- Exercise task
Pictures do not belong in your copy. Repeat all the other data exactly.

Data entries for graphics
□ □ □ □

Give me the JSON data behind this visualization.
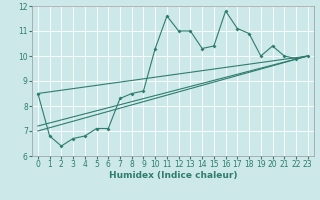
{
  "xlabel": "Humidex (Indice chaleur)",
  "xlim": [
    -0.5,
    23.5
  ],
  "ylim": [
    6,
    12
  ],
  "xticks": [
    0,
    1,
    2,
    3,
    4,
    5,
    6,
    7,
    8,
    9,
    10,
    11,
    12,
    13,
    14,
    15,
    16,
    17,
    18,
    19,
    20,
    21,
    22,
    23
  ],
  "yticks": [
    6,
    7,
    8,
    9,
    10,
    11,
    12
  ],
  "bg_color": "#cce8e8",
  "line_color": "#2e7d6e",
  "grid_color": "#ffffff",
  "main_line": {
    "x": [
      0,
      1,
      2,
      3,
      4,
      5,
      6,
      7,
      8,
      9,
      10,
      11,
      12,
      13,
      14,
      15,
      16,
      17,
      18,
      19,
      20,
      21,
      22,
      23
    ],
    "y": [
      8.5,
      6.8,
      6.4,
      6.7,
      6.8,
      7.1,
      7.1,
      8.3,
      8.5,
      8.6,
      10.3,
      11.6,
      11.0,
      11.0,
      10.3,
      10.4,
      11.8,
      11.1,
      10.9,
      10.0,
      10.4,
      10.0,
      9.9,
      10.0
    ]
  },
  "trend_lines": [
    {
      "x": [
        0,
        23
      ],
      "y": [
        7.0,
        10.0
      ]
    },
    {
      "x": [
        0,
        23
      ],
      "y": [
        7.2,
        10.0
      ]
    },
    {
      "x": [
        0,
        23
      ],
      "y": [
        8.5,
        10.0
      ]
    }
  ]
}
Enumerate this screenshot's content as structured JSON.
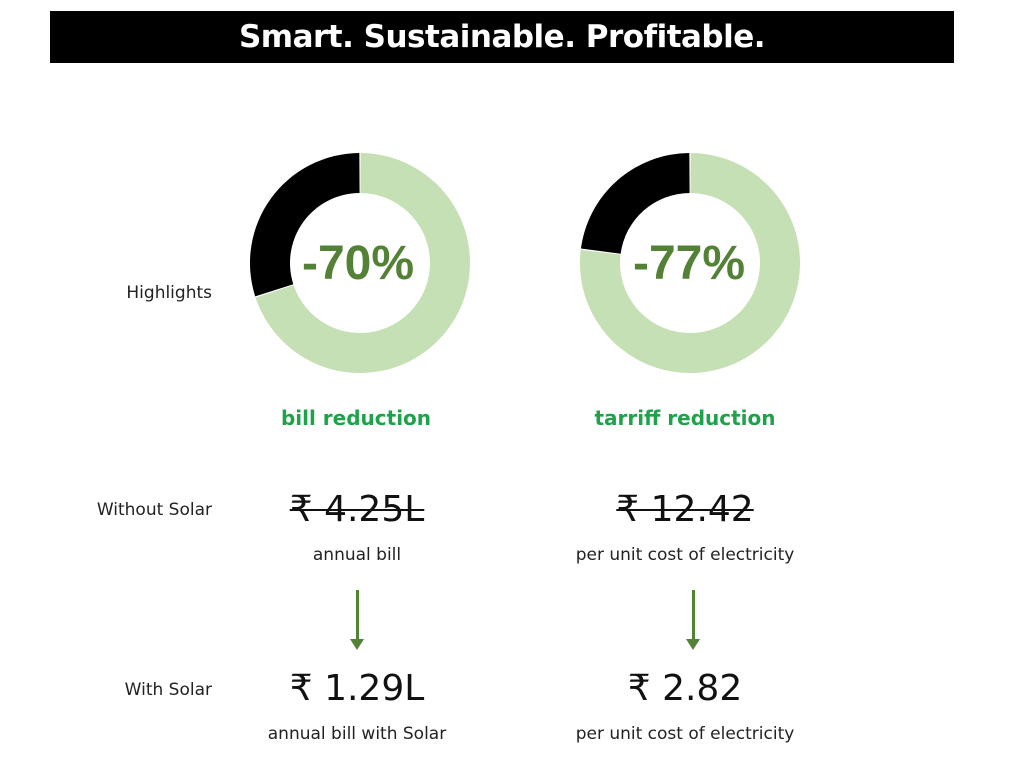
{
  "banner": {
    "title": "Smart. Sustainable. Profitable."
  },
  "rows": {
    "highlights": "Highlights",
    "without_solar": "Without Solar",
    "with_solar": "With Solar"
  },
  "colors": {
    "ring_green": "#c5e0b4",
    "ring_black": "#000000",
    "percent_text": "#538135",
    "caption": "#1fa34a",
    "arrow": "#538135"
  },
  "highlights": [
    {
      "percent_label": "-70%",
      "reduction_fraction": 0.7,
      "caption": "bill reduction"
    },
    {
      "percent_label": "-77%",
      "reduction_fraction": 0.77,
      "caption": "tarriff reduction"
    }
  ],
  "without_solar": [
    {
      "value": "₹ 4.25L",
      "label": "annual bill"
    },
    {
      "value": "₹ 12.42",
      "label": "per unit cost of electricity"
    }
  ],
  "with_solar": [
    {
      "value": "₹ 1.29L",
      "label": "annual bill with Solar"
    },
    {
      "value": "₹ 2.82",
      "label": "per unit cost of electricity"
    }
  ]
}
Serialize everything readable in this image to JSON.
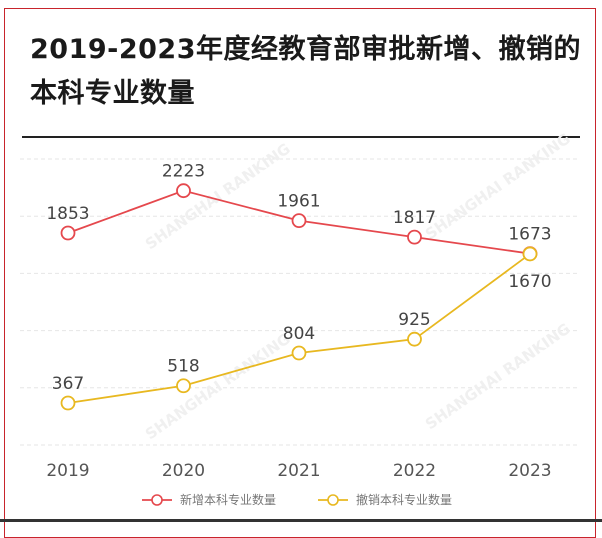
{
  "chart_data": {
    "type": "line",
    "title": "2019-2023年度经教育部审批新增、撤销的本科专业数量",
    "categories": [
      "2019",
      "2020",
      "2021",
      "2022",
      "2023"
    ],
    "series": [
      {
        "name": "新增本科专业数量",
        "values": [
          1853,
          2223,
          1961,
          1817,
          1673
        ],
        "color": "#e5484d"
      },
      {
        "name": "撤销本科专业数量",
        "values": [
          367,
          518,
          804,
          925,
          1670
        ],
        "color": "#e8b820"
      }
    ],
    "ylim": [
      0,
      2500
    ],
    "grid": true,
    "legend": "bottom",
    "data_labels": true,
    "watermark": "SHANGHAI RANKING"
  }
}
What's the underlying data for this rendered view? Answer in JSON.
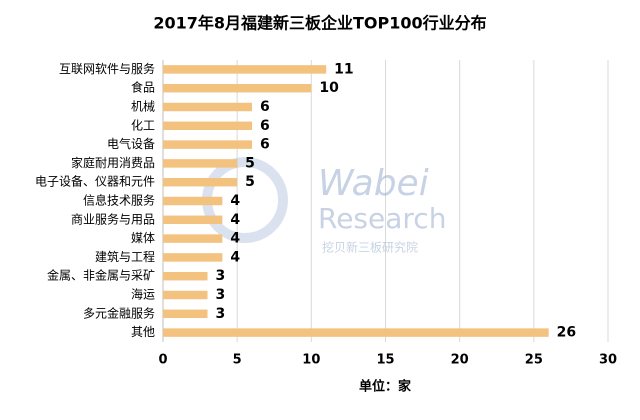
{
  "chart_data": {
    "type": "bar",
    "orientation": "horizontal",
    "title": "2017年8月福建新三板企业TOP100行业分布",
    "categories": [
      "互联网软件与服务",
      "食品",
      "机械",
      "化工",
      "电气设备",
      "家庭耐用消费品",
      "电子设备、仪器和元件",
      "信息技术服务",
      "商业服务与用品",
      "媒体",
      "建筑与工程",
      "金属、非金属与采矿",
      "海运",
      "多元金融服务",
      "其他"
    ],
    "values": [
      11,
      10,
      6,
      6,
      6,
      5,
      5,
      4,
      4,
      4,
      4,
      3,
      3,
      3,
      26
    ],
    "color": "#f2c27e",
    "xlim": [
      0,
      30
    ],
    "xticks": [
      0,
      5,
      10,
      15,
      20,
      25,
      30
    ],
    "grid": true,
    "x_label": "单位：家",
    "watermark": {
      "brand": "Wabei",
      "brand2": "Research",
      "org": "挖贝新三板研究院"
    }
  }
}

□ □ □ □

- The reply
Give me the JSON data behind this visualization.
{
  "xlabel": "Humidex (Indice chaleur)",
  "xlim": [
    -0.5,
    23.5
  ],
  "ylim": [
    6,
    12
  ],
  "xticks": [
    0,
    1,
    2,
    3,
    4,
    5,
    6,
    7,
    8,
    9,
    10,
    11,
    12,
    13,
    14,
    15,
    16,
    17,
    18,
    19,
    20,
    21,
    22,
    23
  ],
  "yticks": [
    6,
    7,
    8,
    9,
    10,
    11,
    12
  ],
  "bg_color": "#cce8e8",
  "line_color": "#2e7d6e",
  "grid_color": "#ffffff",
  "main_line": {
    "x": [
      0,
      1,
      2,
      3,
      4,
      5,
      6,
      7,
      8,
      9,
      10,
      11,
      12,
      13,
      14,
      15,
      16,
      17,
      18,
      19,
      20,
      21,
      22,
      23
    ],
    "y": [
      8.5,
      6.8,
      6.4,
      6.7,
      6.8,
      7.1,
      7.1,
      8.3,
      8.5,
      8.6,
      10.3,
      11.6,
      11.0,
      11.0,
      10.3,
      10.4,
      11.8,
      11.1,
      10.9,
      10.0,
      10.4,
      10.0,
      9.9,
      10.0
    ]
  },
  "trend_lines": [
    {
      "x": [
        0,
        23
      ],
      "y": [
        7.0,
        10.0
      ]
    },
    {
      "x": [
        0,
        23
      ],
      "y": [
        7.2,
        10.0
      ]
    },
    {
      "x": [
        0,
        23
      ],
      "y": [
        8.5,
        10.0
      ]
    }
  ]
}
Enumerate this screenshot's content as structured JSON.
{
  "banner": {
    "title": "Smart. Sustainable. Profitable."
  },
  "rows": {
    "highlights": "Highlights",
    "without_solar": "Without Solar",
    "with_solar": "With Solar"
  },
  "colors": {
    "ring_green": "#c5e0b4",
    "ring_black": "#000000",
    "percent_text": "#538135",
    "caption": "#1fa34a",
    "arrow": "#538135"
  },
  "highlights": [
    {
      "percent_label": "-70%",
      "reduction_fraction": 0.7,
      "caption": "bill reduction"
    },
    {
      "percent_label": "-77%",
      "reduction_fraction": 0.77,
      "caption": "tarriff reduction"
    }
  ],
  "without_solar": [
    {
      "value": "₹ 4.25L",
      "label": "annual bill"
    },
    {
      "value": "₹ 12.42",
      "label": "per unit cost of electricity"
    }
  ],
  "with_solar": [
    {
      "value": "₹ 1.29L",
      "label": "annual bill with Solar"
    },
    {
      "value": "₹ 2.82",
      "label": "per unit cost of electricity"
    }
  ]
}
Serialize everything readable in this image to JSON.
{
  "chart_data": {
    "type": "line",
    "title": "2019-2023年度经教育部审批新增、撤销的本科专业数量",
    "categories": [
      "2019",
      "2020",
      "2021",
      "2022",
      "2023"
    ],
    "series": [
      {
        "name": "新增本科专业数量",
        "values": [
          1853,
          2223,
          1961,
          1817,
          1673
        ],
        "color": "#e5484d"
      },
      {
        "name": "撤销本科专业数量",
        "values": [
          367,
          518,
          804,
          925,
          1670
        ],
        "color": "#e8b820"
      }
    ],
    "ylim": [
      0,
      2500
    ],
    "grid": true,
    "legend": "bottom",
    "data_labels": true,
    "watermark": "SHANGHAI RANKING"
  }
}
What's the underlying data for this rendered view? Answer in JSON.
{
  "chart_data": {
    "type": "bar",
    "orientation": "horizontal",
    "title": "2017年8月福建新三板企业TOP100行业分布",
    "categories": [
      "互联网软件与服务",
      "食品",
      "机械",
      "化工",
      "电气设备",
      "家庭耐用消费品",
      "电子设备、仪器和元件",
      "信息技术服务",
      "商业服务与用品",
      "媒体",
      "建筑与工程",
      "金属、非金属与采矿",
      "海运",
      "多元金融服务",
      "其他"
    ],
    "values": [
      11,
      10,
      6,
      6,
      6,
      5,
      5,
      4,
      4,
      4,
      4,
      3,
      3,
      3,
      26
    ],
    "color": "#f2c27e",
    "xlim": [
      0,
      30
    ],
    "xticks": [
      0,
      5,
      10,
      15,
      20,
      25,
      30
    ],
    "grid": true,
    "x_label": "单位：家",
    "watermark": {
      "brand": "Wabei",
      "brand2": "Research",
      "org": "挖贝新三板研究院"
    }
  }
}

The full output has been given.